Transcribe every line exactly and omit anything that is a picture.
# Start of The input
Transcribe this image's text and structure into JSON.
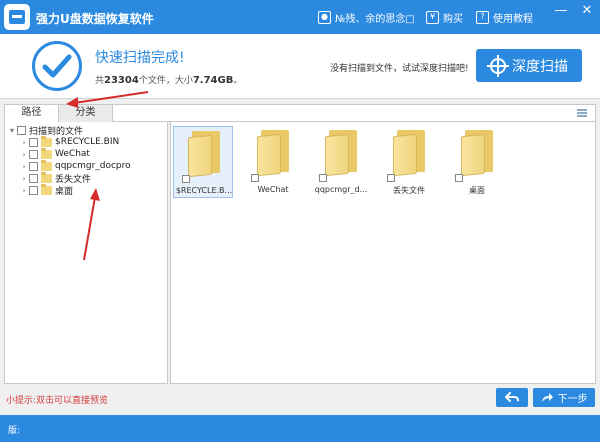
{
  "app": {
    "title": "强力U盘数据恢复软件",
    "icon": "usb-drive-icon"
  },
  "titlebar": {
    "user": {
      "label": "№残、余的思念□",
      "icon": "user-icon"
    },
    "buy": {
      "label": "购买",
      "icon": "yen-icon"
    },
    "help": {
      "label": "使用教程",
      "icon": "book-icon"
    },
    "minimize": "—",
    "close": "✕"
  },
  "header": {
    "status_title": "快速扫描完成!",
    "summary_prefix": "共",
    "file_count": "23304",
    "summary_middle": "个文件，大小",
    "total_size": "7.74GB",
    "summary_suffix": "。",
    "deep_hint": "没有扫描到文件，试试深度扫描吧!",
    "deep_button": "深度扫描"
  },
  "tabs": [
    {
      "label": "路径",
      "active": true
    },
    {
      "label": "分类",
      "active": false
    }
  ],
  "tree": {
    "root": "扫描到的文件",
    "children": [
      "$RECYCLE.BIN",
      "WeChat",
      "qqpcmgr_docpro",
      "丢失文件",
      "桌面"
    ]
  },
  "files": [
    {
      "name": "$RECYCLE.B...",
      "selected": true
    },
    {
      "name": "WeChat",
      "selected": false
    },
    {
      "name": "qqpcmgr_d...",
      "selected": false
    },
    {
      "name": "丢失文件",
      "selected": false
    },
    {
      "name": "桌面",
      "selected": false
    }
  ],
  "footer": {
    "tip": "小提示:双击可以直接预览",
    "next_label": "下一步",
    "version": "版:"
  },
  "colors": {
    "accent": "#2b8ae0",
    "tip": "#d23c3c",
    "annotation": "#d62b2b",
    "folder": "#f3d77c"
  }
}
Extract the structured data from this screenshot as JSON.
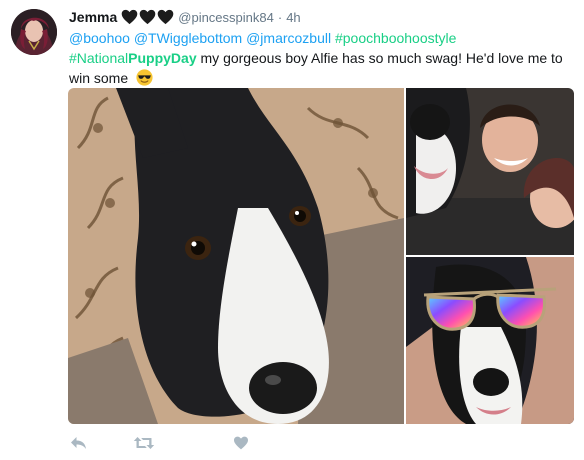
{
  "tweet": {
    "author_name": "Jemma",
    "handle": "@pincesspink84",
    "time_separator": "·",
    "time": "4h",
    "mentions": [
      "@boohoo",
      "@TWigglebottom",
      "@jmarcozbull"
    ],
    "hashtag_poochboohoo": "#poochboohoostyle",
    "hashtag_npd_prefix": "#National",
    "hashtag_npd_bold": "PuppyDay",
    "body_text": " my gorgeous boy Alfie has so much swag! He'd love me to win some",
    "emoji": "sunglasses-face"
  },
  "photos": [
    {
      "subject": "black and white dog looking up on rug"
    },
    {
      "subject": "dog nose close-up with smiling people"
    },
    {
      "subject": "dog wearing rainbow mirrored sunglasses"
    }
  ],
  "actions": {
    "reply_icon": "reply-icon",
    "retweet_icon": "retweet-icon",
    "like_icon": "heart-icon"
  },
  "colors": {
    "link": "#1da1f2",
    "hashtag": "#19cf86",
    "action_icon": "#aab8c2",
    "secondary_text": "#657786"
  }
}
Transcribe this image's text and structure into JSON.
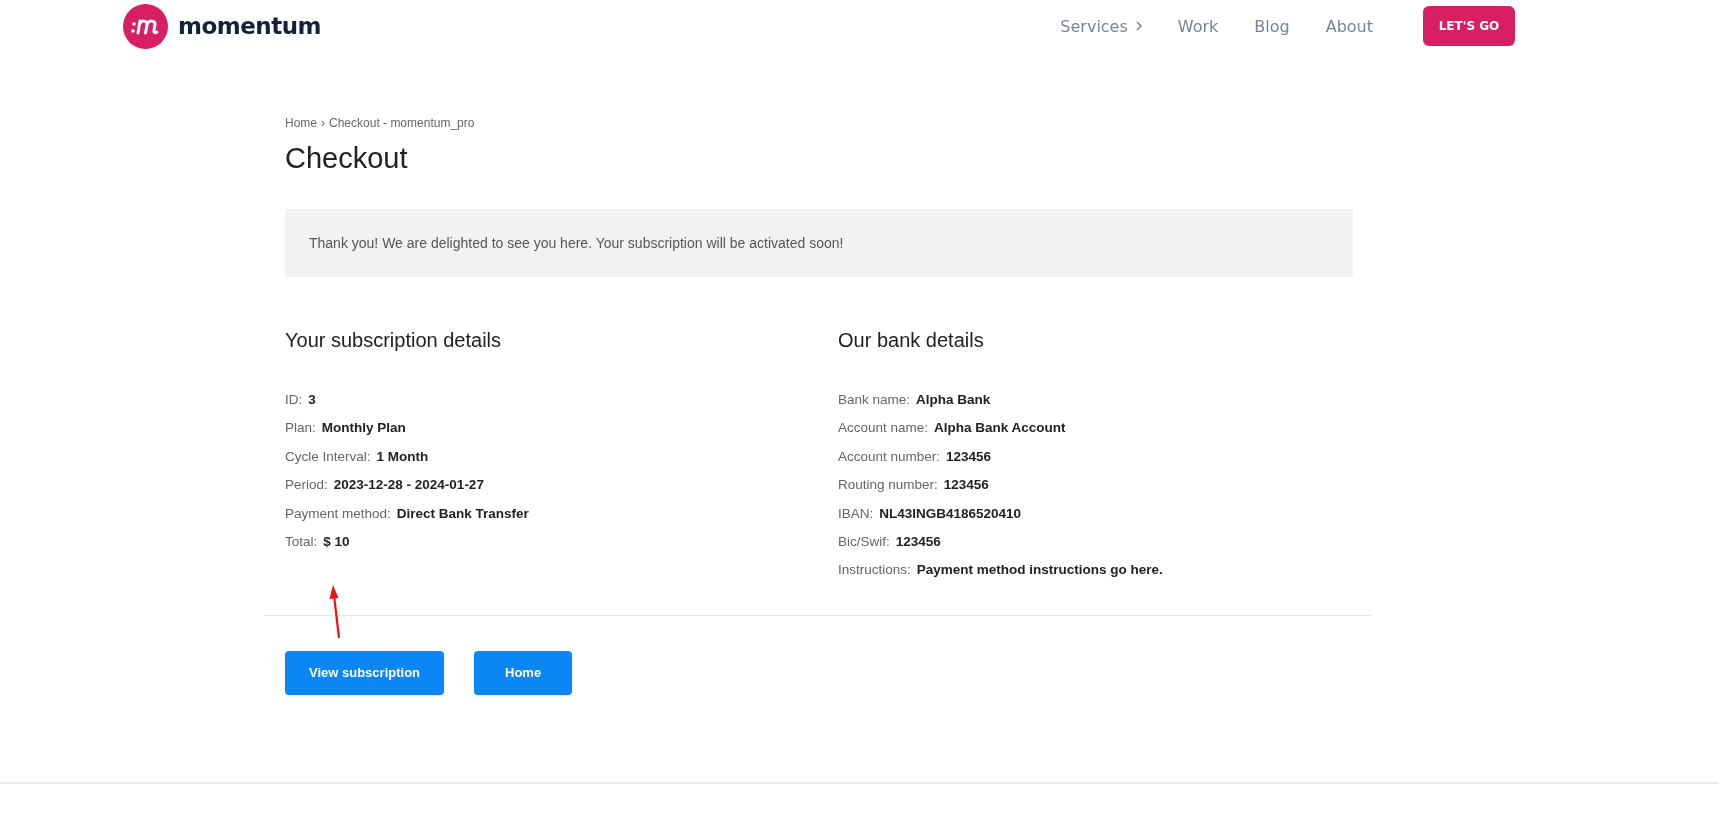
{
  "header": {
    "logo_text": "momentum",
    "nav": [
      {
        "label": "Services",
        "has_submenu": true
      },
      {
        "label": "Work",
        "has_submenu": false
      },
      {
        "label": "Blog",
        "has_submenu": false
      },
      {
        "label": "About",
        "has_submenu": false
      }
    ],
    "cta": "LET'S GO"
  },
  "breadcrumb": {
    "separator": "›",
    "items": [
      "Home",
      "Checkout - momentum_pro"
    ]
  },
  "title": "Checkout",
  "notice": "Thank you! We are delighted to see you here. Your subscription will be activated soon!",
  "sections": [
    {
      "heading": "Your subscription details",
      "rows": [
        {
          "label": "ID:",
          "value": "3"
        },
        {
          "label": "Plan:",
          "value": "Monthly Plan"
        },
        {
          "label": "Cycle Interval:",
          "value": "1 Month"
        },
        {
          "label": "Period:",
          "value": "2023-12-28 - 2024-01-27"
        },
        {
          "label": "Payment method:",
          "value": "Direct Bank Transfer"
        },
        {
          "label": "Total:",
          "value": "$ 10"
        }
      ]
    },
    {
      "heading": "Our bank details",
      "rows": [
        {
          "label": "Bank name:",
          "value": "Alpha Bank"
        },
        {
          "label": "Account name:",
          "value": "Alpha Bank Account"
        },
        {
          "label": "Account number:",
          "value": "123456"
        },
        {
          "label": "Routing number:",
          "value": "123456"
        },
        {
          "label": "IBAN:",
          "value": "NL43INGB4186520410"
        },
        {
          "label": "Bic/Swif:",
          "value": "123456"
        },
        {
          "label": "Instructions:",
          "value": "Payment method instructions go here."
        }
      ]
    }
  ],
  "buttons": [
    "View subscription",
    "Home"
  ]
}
# End of The input
**Reply to the task:**
Transcribe this image's text and structure into JSON.
{
  "app": {
    "title": "强力U盘数据恢复软件",
    "icon": "usb-drive-icon"
  },
  "titlebar": {
    "user": {
      "label": "№残、余的思念□",
      "icon": "user-icon"
    },
    "buy": {
      "label": "购买",
      "icon": "yen-icon"
    },
    "help": {
      "label": "使用教程",
      "icon": "book-icon"
    },
    "minimize": "—",
    "close": "✕"
  },
  "header": {
    "status_title": "快速扫描完成!",
    "summary_prefix": "共",
    "file_count": "23304",
    "summary_middle": "个文件，大小",
    "total_size": "7.74GB",
    "summary_suffix": "。",
    "deep_hint": "没有扫描到文件，试试深度扫描吧!",
    "deep_button": "深度扫描"
  },
  "tabs": [
    {
      "label": "路径",
      "active": true
    },
    {
      "label": "分类",
      "active": false
    }
  ],
  "tree": {
    "root": "扫描到的文件",
    "children": [
      "$RECYCLE.BIN",
      "WeChat",
      "qqpcmgr_docpro",
      "丢失文件",
      "桌面"
    ]
  },
  "files": [
    {
      "name": "$RECYCLE.B...",
      "selected": true
    },
    {
      "name": "WeChat",
      "selected": false
    },
    {
      "name": "qqpcmgr_d...",
      "selected": false
    },
    {
      "name": "丢失文件",
      "selected": false
    },
    {
      "name": "桌面",
      "selected": false
    }
  ],
  "footer": {
    "tip": "小提示:双击可以直接预览",
    "next_label": "下一步",
    "version": "版:"
  },
  "colors": {
    "accent": "#2b8ae0",
    "tip": "#d23c3c",
    "annotation": "#d62b2b",
    "folder": "#f3d77c"
  }
}
Extract the structured data from this screenshot as JSON.
{
  "tweet": {
    "author_name": "Jemma",
    "handle": "@pincesspink84",
    "time_separator": "·",
    "time": "4h",
    "mentions": [
      "@boohoo",
      "@TWigglebottom",
      "@jmarcozbull"
    ],
    "hashtag_poochboohoo": "#poochboohoostyle",
    "hashtag_npd_prefix": "#National",
    "hashtag_npd_bold": "PuppyDay",
    "body_text": " my gorgeous boy Alfie has so much swag! He'd love me to win some",
    "emoji": "sunglasses-face"
  },
  "photos": [
    {
      "subject": "black and white dog looking up on rug"
    },
    {
      "subject": "dog nose close-up with smiling people"
    },
    {
      "subject": "dog wearing rainbow mirrored sunglasses"
    }
  ],
  "actions": {
    "reply_icon": "reply-icon",
    "retweet_icon": "retweet-icon",
    "like_icon": "heart-icon"
  },
  "colors": {
    "link": "#1da1f2",
    "hashtag": "#19cf86",
    "action_icon": "#aab8c2",
    "secondary_text": "#657786"
  }
}
Transcribe this image's text and structure into JSON.
{
  "header": {
    "logo_text": "momentum",
    "nav": [
      {
        "label": "Services",
        "has_submenu": true
      },
      {
        "label": "Work",
        "has_submenu": false
      },
      {
        "label": "Blog",
        "has_submenu": false
      },
      {
        "label": "About",
        "has_submenu": false
      }
    ],
    "cta": "LET'S GO"
  },
  "breadcrumb": {
    "separator": "›",
    "items": [
      "Home",
      "Checkout - momentum_pro"
    ]
  },
  "title": "Checkout",
  "notice": "Thank you! We are delighted to see you here. Your subscription will be activated soon!",
  "sections": [
    {
      "heading": "Your subscription details",
      "rows": [
        {
          "label": "ID:",
          "value": "3"
        },
        {
          "label": "Plan:",
          "value": "Monthly Plan"
        },
        {
          "label": "Cycle Interval:",
          "value": "1 Month"
        },
        {
          "label": "Period:",
          "value": "2023-12-28 - 2024-01-27"
        },
        {
          "label": "Payment method:",
          "value": "Direct Bank Transfer"
        },
        {
          "label": "Total:",
          "value": "$ 10"
        }
      ]
    },
    {
      "heading": "Our bank details",
      "rows": [
        {
          "label": "Bank name:",
          "value": "Alpha Bank"
        },
        {
          "label": "Account name:",
          "value": "Alpha Bank Account"
        },
        {
          "label": "Account number:",
          "value": "123456"
        },
        {
          "label": "Routing number:",
          "value": "123456"
        },
        {
          "label": "IBAN:",
          "value": "NL43INGB4186520410"
        },
        {
          "label": "Bic/Swif:",
          "value": "123456"
        },
        {
          "label": "Instructions:",
          "value": "Payment method instructions go here."
        }
      ]
    }
  ],
  "buttons": [
    "View subscription",
    "Home"
  ]
}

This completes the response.